◆ YOUR INSTRUCTIONS ◆
Below is the data. Give it again, complete and exact.
━━━━━━━━━━━━━━━━━━━━
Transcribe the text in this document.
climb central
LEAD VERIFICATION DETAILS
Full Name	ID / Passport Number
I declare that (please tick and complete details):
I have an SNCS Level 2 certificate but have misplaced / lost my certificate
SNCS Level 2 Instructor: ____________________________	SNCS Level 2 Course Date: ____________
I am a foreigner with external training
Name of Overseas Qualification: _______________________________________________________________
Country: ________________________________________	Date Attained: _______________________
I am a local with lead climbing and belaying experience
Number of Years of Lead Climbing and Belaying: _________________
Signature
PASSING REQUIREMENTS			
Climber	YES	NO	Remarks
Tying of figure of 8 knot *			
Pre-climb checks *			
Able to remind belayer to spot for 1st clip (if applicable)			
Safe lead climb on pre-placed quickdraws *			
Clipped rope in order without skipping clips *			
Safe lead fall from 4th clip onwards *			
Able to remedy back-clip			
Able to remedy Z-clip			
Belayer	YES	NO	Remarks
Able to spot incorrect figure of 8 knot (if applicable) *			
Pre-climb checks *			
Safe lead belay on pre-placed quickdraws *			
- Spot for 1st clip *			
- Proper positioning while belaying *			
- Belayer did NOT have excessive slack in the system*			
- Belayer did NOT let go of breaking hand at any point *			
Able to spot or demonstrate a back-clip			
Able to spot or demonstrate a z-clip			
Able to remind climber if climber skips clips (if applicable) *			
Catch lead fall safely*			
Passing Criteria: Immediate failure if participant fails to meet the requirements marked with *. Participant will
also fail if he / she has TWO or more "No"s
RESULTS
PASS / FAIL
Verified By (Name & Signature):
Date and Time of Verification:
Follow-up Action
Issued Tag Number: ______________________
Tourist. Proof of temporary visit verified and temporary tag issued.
━━━━━━━━━━━━━━━━━━━━
◆ EXERCISE RESULT ◆
Transcribe the text in this document.
climb central
LEAD VERIFICATION DETAILS
Full Name	ID / Passport Number
I declare that (please tick and complete details):
I have an SNCS Level 2 certificate but have misplaced / lost my certificate
SNCS Level 2 Instructor: ____________________________	SNCS Level 2 Course Date: ____________
I am a foreigner with external training
Name of Overseas Qualification: _______________________________________________________________
Country: ________________________________________	Date Attained: _______________________
I am a local with lead climbing and belaying experience
Number of Years of Lead Climbing and Belaying: _________________
Signature
PASSING REQUIREMENTS			
Climber	YES	NO	Remarks
Tying of figure of 8 knot *			
Pre-climb checks *			
Able to remind belayer to spot for 1st clip (if applicable)			
Safe lead climb on pre-placed quickdraws *			
Clipped rope in order without skipping clips *			
Safe lead fall from 4th clip onwards *			
Able to remedy back-clip			
Able to remedy Z-clip			
Belayer	YES	NO	Remarks
Able to spot incorrect figure of 8 knot (if applicable) *			
Pre-climb checks *			
Safe lead belay on pre-placed quickdraws *			
- Spot for 1st clip *			
- Proper positioning while belaying *			
- Belayer did NOT have excessive slack in the system*			
- Belayer did NOT let go of breaking hand at any point *			
Able to spot or demonstrate a back-clip			
Able to spot or demonstrate a z-clip			
Able to remind climber if climber skips clips (if applicable) *			
Catch lead fall safely*			
Passing Criteria: Immediate failure if participant fails to meet the requirements marked with *. Participant will
also fail if he / she has TWO or more "No"s
RESULTS
PASS / FAIL
Verified By (Name & Signature):
Date and Time of Verification:
Follow-up Action
Issued Tag Number: ______________________
Tourist. Proof of temporary visit verified and temporary tag issued.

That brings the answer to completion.